======== MATERIAL PROVIDED ========

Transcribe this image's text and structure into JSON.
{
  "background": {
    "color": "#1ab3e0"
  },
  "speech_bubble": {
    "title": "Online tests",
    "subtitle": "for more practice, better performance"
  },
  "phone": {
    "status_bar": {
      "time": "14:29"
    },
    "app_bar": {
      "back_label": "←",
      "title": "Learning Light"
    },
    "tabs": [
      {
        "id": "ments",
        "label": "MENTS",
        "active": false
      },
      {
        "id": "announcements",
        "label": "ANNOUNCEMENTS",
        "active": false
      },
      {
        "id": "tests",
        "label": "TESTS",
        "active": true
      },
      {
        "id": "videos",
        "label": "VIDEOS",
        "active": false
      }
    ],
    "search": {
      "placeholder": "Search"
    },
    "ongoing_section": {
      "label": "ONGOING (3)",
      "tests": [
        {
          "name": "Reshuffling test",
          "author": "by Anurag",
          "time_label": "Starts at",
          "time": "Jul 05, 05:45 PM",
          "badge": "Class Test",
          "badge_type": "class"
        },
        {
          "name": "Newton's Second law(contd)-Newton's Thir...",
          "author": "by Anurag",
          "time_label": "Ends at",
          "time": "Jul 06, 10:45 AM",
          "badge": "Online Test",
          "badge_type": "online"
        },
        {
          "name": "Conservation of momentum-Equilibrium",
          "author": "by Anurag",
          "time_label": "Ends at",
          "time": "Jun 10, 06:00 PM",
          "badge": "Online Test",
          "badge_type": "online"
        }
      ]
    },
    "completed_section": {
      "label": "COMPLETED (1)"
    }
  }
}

========

Pull every line containing the word "name" out of the material.

» **REPLY TO THE TASK**
          "name": "Reshuffling test",
          "name": "Newton's Second law(contd)-Newton's Thir...",
          "name": "Conservation of momentum-Equilibrium",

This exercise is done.